[TESTO FORNITO]:
Il dolore acuto può avere una funzione di protezione da aggressioni esterne.” In una condizione intermedia si può collocare il dolore persistente, definibile come: “dolore dovuto alla permanenza di uno stimolo”. Conserva le caratteristiche del dolore acuto che però persistono nel tempo”.
Nel descrivere il dolore cronico alcuni utilizzano un criterio puramente cronologico: “si definisce dolore cronico un dolore che persiste per più di tre mesi” mentre, a nostro giudizio, forse più correttamente, si può ricorrere ad una definizione senza ulteriori precisazioni cronologiche: ”dolore cronico è un dolore che si protrae oltre il periodo in cui è prevista la guarigione della patologia che ne è causa” (Giovanni Zaninetta).
Il dolore cronico presenta anche pesanti costi sociali, sia diretti che indiretti, ad iniziare da un uso eccessivo ed improprio del sistema sanitario con un incremento dei costi sanitari e farmaceutici, spesso con un aumento dei costi finanziari, oltre che umani, per la famiglia.

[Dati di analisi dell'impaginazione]
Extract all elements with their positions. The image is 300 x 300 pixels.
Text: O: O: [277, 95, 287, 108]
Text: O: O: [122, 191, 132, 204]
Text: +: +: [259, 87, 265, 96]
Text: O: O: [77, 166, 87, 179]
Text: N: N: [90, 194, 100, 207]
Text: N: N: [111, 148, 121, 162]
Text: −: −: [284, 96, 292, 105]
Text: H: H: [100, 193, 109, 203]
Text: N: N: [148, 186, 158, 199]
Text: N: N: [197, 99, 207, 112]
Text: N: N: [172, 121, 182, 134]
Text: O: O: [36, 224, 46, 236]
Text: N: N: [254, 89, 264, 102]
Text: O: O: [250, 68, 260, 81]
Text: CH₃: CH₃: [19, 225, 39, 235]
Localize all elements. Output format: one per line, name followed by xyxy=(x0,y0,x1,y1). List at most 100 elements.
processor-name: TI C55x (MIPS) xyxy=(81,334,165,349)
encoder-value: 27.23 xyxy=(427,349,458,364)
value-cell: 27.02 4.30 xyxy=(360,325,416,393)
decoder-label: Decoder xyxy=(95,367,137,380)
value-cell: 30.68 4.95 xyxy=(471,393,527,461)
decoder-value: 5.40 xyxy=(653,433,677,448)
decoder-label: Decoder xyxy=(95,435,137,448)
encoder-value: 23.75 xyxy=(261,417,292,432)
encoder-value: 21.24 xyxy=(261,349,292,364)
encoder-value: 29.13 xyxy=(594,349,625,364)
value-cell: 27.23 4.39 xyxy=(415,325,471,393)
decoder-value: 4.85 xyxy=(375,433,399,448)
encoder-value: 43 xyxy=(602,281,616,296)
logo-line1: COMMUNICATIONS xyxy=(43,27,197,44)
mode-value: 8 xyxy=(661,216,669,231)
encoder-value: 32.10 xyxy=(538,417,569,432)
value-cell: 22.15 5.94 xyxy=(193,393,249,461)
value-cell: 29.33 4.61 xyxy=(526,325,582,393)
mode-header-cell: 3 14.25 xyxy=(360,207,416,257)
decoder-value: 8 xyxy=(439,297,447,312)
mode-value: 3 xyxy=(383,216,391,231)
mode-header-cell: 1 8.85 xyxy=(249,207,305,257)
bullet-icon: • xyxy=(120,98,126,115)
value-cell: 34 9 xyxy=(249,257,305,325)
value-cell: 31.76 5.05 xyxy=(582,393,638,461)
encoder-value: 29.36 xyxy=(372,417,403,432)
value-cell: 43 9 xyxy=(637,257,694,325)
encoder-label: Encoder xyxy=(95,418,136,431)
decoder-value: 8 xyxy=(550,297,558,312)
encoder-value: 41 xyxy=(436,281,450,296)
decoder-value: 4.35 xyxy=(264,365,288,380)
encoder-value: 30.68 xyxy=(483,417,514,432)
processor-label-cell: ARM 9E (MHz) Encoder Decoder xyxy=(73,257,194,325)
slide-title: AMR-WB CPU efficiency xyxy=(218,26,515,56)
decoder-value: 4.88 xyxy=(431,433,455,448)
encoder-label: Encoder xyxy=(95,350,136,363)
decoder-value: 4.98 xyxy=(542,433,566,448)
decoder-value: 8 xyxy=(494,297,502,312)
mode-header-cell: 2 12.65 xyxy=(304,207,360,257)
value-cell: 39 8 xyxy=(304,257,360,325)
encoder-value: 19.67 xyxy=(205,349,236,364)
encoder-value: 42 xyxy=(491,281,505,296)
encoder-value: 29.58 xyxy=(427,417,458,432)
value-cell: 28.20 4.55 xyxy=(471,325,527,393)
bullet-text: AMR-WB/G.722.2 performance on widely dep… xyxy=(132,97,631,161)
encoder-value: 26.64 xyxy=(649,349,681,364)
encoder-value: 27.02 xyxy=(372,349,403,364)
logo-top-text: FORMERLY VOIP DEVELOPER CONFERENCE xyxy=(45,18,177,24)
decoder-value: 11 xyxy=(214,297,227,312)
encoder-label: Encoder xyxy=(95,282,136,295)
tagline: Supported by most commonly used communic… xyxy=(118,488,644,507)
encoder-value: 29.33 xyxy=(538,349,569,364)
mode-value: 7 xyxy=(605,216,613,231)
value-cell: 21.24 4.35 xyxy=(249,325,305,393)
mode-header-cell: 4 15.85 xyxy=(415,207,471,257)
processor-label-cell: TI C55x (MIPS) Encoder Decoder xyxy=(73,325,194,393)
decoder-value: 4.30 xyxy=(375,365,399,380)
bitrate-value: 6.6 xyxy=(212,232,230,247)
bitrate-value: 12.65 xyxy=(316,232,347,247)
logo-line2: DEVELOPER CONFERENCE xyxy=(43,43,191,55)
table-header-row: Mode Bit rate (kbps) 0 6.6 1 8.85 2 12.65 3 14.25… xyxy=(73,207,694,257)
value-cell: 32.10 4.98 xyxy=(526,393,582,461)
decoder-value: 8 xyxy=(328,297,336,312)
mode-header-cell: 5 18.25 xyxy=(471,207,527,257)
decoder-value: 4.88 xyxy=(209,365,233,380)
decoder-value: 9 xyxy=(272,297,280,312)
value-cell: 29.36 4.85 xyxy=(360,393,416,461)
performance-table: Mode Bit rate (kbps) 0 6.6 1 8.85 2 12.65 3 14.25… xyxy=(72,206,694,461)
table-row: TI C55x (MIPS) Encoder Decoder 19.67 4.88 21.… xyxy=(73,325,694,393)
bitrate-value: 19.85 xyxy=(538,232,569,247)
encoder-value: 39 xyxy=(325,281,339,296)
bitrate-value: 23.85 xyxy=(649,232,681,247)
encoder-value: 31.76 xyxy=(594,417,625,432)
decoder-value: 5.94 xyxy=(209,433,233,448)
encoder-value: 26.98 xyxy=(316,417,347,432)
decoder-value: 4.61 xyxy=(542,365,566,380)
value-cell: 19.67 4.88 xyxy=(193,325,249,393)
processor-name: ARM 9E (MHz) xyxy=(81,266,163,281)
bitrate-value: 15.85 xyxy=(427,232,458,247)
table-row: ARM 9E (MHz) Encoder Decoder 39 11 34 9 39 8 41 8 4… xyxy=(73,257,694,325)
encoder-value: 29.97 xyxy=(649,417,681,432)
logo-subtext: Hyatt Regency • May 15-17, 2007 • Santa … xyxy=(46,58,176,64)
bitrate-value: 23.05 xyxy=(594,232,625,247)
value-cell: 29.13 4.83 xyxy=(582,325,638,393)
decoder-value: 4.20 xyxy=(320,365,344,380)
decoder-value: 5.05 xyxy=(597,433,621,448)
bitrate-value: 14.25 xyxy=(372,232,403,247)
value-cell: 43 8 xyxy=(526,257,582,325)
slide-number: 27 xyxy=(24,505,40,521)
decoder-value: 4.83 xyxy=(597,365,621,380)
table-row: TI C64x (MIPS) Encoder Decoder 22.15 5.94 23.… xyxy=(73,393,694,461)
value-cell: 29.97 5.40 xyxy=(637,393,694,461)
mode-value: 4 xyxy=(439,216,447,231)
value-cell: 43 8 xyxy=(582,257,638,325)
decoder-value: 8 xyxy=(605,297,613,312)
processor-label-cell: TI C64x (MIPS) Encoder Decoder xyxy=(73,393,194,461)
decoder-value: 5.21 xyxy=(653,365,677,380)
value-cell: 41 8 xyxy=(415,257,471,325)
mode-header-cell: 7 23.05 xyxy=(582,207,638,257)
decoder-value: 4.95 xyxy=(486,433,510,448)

[ESERCIZIO 1]: Nel testo sul dolore, per quanto tempo deve persistere un dolore per essere definito cronico secondo il criterio puramente cronologico?
[ESERCIZIO 2]: Prosegua il testo sul dolore cronico a partire dal punto in cui si interrompe.
Le registrazioni provengono da una fonte diversa.

[RISPOSTA 1]: Per più di tre mesi.

[RISPOSTA 2]:
Vi sono alcune raccomandazioni di ordine generale riguardo il trattamento del dolore cronico non oncologico che sono importanti da considerare:

  • Definire perché vi è dolore cronico ed escludere altre cause di dolore intercorrente;
  • Valutare con attenzione il grado di inabilità e di stress, anche a livello esistenziale
  • Misurare all’inizio e nel tempo l’intensità del dolore attraverso strumenti semplici e riproducibili come le scale di valutazione;
  •  Identificare i fattori che aggravano o attenuano il dolore;
  • Effettuare una valutazione attenta dei fattori non somatici che possono esasperare il dolore (ansia, depressione, preoccupazioni esistenziali);
  • Far eseguire al medico un accurato esame fisico per verificare la sintomatologia descritta;
  • Documentare con precisione i risultati e le prescrizioni.

“ Una delle più grosse problematiche, in particolar modo in geriatria, riguarda il mancato riconoscimento del sintomo dolore o la sottovalutazione del problema , con scarso controllo e trattamento dagli operatori della sanità.”
Un’altra complicanza è rappresentata dal fatto che nell’anziano vi è una presentazione dolorosa acuta “atipica” (Infarto Miocardico Acuto silente e scambiato con dolore gastrico; ulcera peptica; addome acuto).
L’effetto dell’invecchiamento “di per sé” sulla percezione del dolore sarebbe da considerare nullo, anche se è del tutto giustificato e prudente tenere in considerazione la presentazione dolorosa atipica come manifestazione di malattia acuta nell’anziano.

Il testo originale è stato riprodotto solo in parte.